Passage source:
= = = = = = =
Page:Pellissier - Le Mouvement littéraire au XIXe siècle, 1900.djvu/370

La bibliothèque libre.
Le texte de cette page a été corrigé et est conforme au fac-similé.
362
LE MOUVEMENT LITTÉRAIRE AU XIXe SIÈCLE.

Lui-même a indiqué sa propre méthode, celle qu’il appliqua dès le début et qu’il applique encore : elle consiste tout bonnement à écrire « comme si les personnages vivaient », à « travailler en pleine pâte ». Le don du théâtre lui est si naturel qu’il se représente tout d’abord les choses avec leur figure dramatique, et, pour composer une pièce, il n’a qu’à porter telles quelles sur la scène, sans aucun travail de transposition, les images que son esprit s’est spontanément formées.
= = = = = = =
Travail demandé: Pouvez-vous extraire le passage source en entier, sans y changer un seul mot ? Les données n'interviennent pas dans cet exercice.
= = = = = = =
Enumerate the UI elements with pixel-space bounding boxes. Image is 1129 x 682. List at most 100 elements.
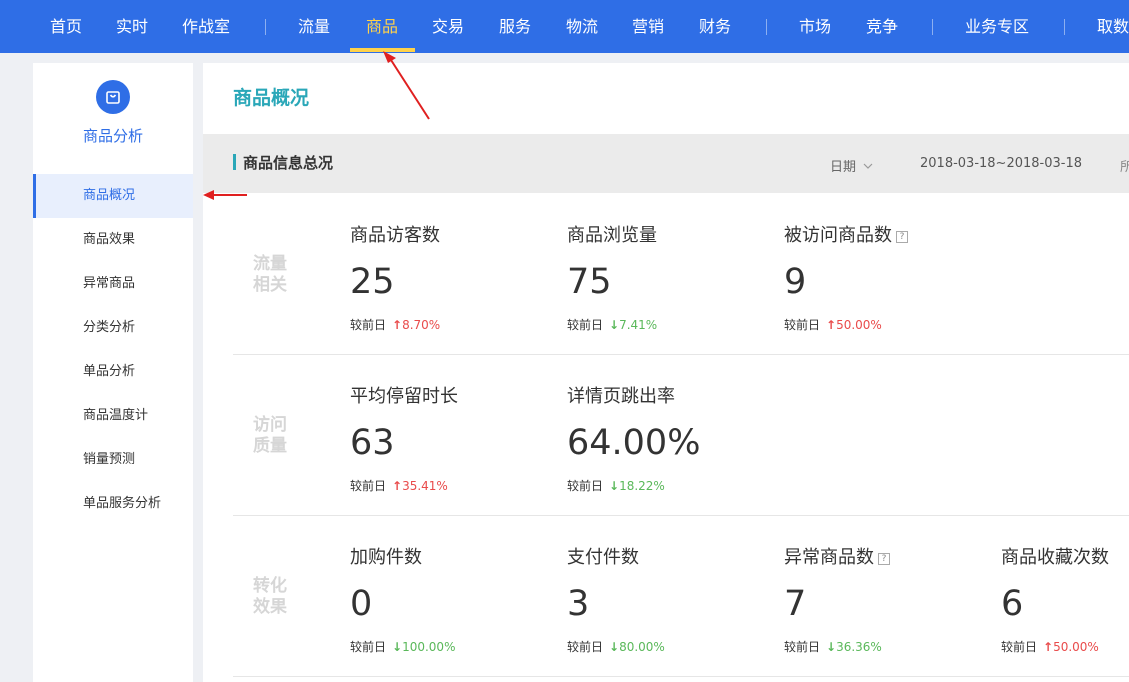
metric-compare: 较前日 ↓100.00% <box>350 638 560 655</box>
metric-compare: 较前日 ↓18.22% <box>567 477 777 494</box>
metric-add-to-cart[interactable]: 加购件数 0 较前日 ↓100.00% <box>350 546 560 655</box>
change-value: 36.36% <box>836 640 882 654</box>
shopping-bag-icon <box>96 80 130 114</box>
metric-name: 加购件数 <box>350 547 422 568</box>
metric-name: 详情页跳出率 <box>567 386 675 407</box>
group-label-traffic: 流量相关 <box>253 254 287 295</box>
date-range-value[interactable]: 2018-03-18~2018-03-18 <box>920 156 1082 171</box>
metric-value: 75 <box>567 262 612 302</box>
sidebar-item-product-effect[interactable]: 商品效果 <box>33 218 193 262</box>
metric-paid-items[interactable]: 支付件数 3 较前日 ↓80.00% <box>567 546 777 655</box>
sidebar-item-product-thermometer[interactable]: 商品温度计 <box>33 394 193 438</box>
nav-item-realtime[interactable]: 实时 <box>116 0 148 53</box>
metric-visited-products[interactable]: 被访问商品数? 9 较前日 ↑50.00% <box>784 224 994 333</box>
help-icon[interactable]: ? <box>878 553 890 565</box>
metric-name-text: 异常商品数 <box>784 547 874 568</box>
metric-detail-bounce-rate[interactable]: 详情页跳出率 64.00% 较前日 ↓18.22% <box>567 385 777 494</box>
change-value: 8.70% <box>402 318 441 332</box>
truncated-label: 所 <box>1120 160 1129 175</box>
metric-value: 0 <box>350 584 373 624</box>
help-icon[interactable]: ? <box>896 231 908 243</box>
compare-label: 较前日 <box>350 318 387 332</box>
section-title: 商品信息总况 <box>243 154 334 172</box>
metric-value: 3 <box>567 584 590 624</box>
nav-item-products[interactable]: 商品 <box>366 0 398 53</box>
nav-item-market[interactable]: 市场 <box>799 0 831 53</box>
metric-avg-stay-duration[interactable]: 平均停留时长 63 较前日 ↑35.41% <box>350 385 560 494</box>
nav-item-service[interactable]: 服务 <box>499 0 531 53</box>
metric-name: 平均停留时长 <box>350 386 458 407</box>
chevron-down-icon <box>860 160 873 175</box>
nav-item-war-room[interactable]: 作战室 <box>182 0 230 53</box>
metric-compare: 较前日 ↓7.41% <box>567 316 777 333</box>
metric-name: 商品浏览量 <box>567 225 657 246</box>
sidebar-item-single-product-analysis[interactable]: 单品分析 <box>33 350 193 394</box>
date-label: 日期 <box>830 160 857 175</box>
change-value: 18.22% <box>619 479 665 493</box>
compare-label: 较前日 <box>784 318 821 332</box>
metric-compare: 较前日 ↑35.41% <box>350 477 560 494</box>
arrow-down-icon: ↓ <box>392 640 403 654</box>
nav-separator <box>1064 19 1065 35</box>
nav-separator <box>932 19 933 35</box>
nav-separator <box>265 19 266 35</box>
metric-name: 被访问商品数? <box>784 224 994 248</box>
compare-label: 较前日 <box>1001 640 1038 654</box>
change-value: 50.00% <box>1053 640 1099 654</box>
metric-value: 63 <box>350 423 395 463</box>
metric-name: 异常商品数? <box>784 546 994 570</box>
group-divider <box>233 354 1129 355</box>
metric-abnormal-products[interactable]: 异常商品数? 7 较前日 ↓36.36% <box>784 546 994 655</box>
metric-compare: 较前日 ↑50.00% <box>1001 638 1129 655</box>
nav-item-trade[interactable]: 交易 <box>432 0 464 53</box>
nav-active-indicator <box>350 48 415 52</box>
date-dropdown[interactable]: 日期 <box>830 156 873 175</box>
metric-compare: 较前日 ↑50.00% <box>784 316 994 333</box>
compare-label: 较前日 <box>567 318 604 332</box>
arrow-down-icon: ↓ <box>609 318 620 332</box>
metric-product-visitors[interactable]: 商品访客数 25 较前日 ↑8.70% <box>350 224 560 333</box>
nav-item-finance[interactable]: 财务 <box>699 0 731 53</box>
metric-product-pageviews[interactable]: 商品浏览量 75 较前日 ↓7.41% <box>567 224 777 333</box>
group-divider <box>233 676 1129 677</box>
metric-compare: 较前日 ↓36.36% <box>784 638 994 655</box>
sidebar-item-product-overview[interactable]: 商品概况 <box>33 174 193 218</box>
nav-item-marketing[interactable]: 营销 <box>632 0 664 53</box>
compare-label: 较前日 <box>567 479 604 493</box>
metric-compare: 较前日 ↓80.00% <box>567 638 777 655</box>
nav-item-competition[interactable]: 竞争 <box>866 0 898 53</box>
change-value: 100.00% <box>402 640 456 654</box>
metric-favorites[interactable]: 商品收藏次数 6 较前日 ↑50.00% <box>1001 546 1129 655</box>
metrics-panel: 流量相关 商品访客数 25 较前日 ↑8.70% 商品浏览量 75 较前日 ↓7.4… <box>203 193 1129 682</box>
change-value: 35.41% <box>402 479 448 493</box>
arrow-down-icon: ↓ <box>609 479 620 493</box>
compare-label: 较前日 <box>350 479 387 493</box>
nav-item-home[interactable]: 首页 <box>50 0 82 53</box>
metric-compare: 较前日 ↑8.70% <box>350 316 560 333</box>
page-header: 商品概况 <box>203 63 1129 134</box>
nav-item-logistics[interactable]: 物流 <box>566 0 598 53</box>
nav-item-fetch-data[interactable]: 取数 <box>1097 0 1129 53</box>
metric-name: 商品收藏次数 <box>1001 547 1109 568</box>
metric-value: 25 <box>350 262 395 302</box>
metric-value: 7 <box>784 584 807 624</box>
sidebar-item-sales-forecast[interactable]: 销量预测 <box>33 438 193 482</box>
sidebar-item-single-product-service[interactable]: 单品服务分析 <box>33 482 193 526</box>
arrow-down-icon: ↓ <box>609 640 620 654</box>
nav-item-traffic[interactable]: 流量 <box>298 0 330 53</box>
compare-label: 较前日 <box>350 640 387 654</box>
section-header: 商品信息总况 日期 2018-03-18~2018-03-18 所 <box>203 134 1129 193</box>
metric-value: 6 <box>1001 584 1024 624</box>
arrow-up-icon: ↑ <box>826 318 837 332</box>
arrow-up-icon: ↑ <box>1043 640 1054 654</box>
page-title: 商品概况 <box>233 87 310 109</box>
arrow-up-icon: ↑ <box>392 318 403 332</box>
change-value: 7.41% <box>619 318 658 332</box>
sidebar-title: 商品分析 <box>82 127 143 145</box>
compare-label: 较前日 <box>567 640 604 654</box>
sidebar-item-category-analysis[interactable]: 分类分析 <box>33 306 193 350</box>
sidebar-item-abnormal-products[interactable]: 异常商品 <box>33 262 193 306</box>
group-label-visit-quality: 访问质量 <box>253 415 287 456</box>
metric-value: 9 <box>784 262 807 302</box>
nav-item-business-zone[interactable]: 业务专区 <box>965 0 1029 53</box>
= = = = = = =
Résultat obtenu:
Page:Pellissier - Le Mouvement littéraire au XIXe siècle, 1900.djvu/370

La bibliothèque libre.
Le texte de cette page a été corrigé et est conforme au fac-similé.
362
LE MOUVEMENT LITTÉRAIRE AU XIXe SIÈCLE.

Lui-même a indiqué sa propre méthode, celle qu’il appliqua dès le début et qu’il applique encore : elle consiste tout bonnement à écrire « comme si les personnages vivaient », à « travailler en pleine pâte ». Le don du théâtre lui est si naturel qu’il se représente tout d’abord les choses avec leur figure dramatique, et, pour composer une pièce, il n’a qu’à porter telles quelles sur la scène, sans aucun travail de transposition, les images que son esprit s’est spontanément formées.